**What is being asked**
Filter these records by the string "Simulateur", copying each line that holds it.

**Records from a collection**
[Start of section]

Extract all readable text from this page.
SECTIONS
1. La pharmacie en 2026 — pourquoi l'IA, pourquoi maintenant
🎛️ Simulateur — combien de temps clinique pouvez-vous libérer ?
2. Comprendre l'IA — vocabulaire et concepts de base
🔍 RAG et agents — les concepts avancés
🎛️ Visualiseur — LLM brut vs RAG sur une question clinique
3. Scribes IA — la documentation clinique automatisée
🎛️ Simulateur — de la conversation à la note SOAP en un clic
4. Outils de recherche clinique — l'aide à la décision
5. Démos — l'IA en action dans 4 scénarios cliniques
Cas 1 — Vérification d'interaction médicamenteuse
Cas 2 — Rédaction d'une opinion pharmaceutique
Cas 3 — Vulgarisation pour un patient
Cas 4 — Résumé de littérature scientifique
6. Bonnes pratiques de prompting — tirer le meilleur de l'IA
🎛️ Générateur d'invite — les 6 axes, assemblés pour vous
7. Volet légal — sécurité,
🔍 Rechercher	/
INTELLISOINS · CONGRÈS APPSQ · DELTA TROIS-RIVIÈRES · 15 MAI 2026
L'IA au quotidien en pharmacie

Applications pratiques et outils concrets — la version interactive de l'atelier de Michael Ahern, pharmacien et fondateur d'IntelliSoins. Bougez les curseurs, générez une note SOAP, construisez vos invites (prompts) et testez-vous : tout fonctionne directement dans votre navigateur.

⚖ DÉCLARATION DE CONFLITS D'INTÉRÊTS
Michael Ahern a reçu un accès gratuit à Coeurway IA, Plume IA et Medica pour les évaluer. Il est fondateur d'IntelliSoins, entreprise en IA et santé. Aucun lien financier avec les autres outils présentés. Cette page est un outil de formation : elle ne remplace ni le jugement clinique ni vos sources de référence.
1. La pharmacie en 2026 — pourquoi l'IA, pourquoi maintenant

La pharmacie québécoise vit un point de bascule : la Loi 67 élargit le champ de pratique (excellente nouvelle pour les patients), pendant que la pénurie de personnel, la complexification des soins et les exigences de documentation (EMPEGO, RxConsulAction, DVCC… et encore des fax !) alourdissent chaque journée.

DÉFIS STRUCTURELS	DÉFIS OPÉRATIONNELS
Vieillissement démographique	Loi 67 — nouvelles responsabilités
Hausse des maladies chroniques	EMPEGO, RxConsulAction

[End of section]
[Start of section]

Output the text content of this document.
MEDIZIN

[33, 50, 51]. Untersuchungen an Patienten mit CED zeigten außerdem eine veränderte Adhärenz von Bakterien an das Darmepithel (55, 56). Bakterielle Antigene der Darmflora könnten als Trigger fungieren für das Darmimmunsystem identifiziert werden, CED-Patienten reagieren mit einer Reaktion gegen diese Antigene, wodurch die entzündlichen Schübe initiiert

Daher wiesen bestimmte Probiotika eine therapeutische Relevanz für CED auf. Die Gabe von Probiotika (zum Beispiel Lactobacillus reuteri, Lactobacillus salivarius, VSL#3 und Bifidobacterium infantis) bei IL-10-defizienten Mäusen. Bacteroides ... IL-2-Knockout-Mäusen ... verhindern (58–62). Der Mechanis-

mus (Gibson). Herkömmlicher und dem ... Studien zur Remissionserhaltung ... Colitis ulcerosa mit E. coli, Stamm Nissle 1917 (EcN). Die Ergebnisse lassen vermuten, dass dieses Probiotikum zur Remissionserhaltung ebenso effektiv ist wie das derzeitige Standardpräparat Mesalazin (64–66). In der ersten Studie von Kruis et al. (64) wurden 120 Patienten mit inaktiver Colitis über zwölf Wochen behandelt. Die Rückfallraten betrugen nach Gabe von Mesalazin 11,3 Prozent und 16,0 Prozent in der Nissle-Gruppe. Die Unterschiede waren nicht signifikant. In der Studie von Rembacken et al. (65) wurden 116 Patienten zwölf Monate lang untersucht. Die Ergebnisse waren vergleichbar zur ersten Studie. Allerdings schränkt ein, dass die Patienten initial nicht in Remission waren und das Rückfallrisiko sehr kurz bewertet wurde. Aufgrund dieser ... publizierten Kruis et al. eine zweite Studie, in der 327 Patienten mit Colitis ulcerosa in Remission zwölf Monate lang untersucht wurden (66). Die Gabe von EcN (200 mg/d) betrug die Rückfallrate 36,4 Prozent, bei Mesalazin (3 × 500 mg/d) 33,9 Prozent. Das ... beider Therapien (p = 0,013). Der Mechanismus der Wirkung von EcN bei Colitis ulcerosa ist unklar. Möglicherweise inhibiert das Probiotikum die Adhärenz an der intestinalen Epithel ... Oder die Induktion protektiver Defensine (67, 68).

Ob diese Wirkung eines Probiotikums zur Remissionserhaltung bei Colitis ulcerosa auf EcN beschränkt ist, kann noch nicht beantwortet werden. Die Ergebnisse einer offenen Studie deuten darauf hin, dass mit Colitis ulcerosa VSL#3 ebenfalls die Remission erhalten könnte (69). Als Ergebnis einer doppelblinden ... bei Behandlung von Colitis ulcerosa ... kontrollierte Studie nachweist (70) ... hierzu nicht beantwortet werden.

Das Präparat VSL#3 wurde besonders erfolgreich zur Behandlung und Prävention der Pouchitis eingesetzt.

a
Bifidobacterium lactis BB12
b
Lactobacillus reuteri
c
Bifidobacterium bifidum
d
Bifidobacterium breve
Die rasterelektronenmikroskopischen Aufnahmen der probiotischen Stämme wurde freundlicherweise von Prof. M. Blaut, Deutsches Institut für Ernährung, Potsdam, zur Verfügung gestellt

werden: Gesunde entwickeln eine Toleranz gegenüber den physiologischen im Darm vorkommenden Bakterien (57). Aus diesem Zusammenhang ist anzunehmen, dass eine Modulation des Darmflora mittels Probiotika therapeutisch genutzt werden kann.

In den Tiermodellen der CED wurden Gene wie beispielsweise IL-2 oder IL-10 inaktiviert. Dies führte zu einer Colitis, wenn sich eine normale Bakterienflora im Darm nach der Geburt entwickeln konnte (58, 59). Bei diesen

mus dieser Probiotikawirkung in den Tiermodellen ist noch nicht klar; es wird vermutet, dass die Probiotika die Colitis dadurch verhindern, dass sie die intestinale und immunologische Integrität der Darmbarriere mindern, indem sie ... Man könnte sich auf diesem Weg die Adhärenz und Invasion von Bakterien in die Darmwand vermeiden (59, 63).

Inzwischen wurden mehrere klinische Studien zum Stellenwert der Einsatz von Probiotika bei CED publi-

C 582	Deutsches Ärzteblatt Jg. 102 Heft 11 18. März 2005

[End of section]

**Task result**
🎛️ Simulateur — combien de temps clinique pouvez-vous libérer ?
🎛️ Simulateur — de la conversation à la note SOAP en un clic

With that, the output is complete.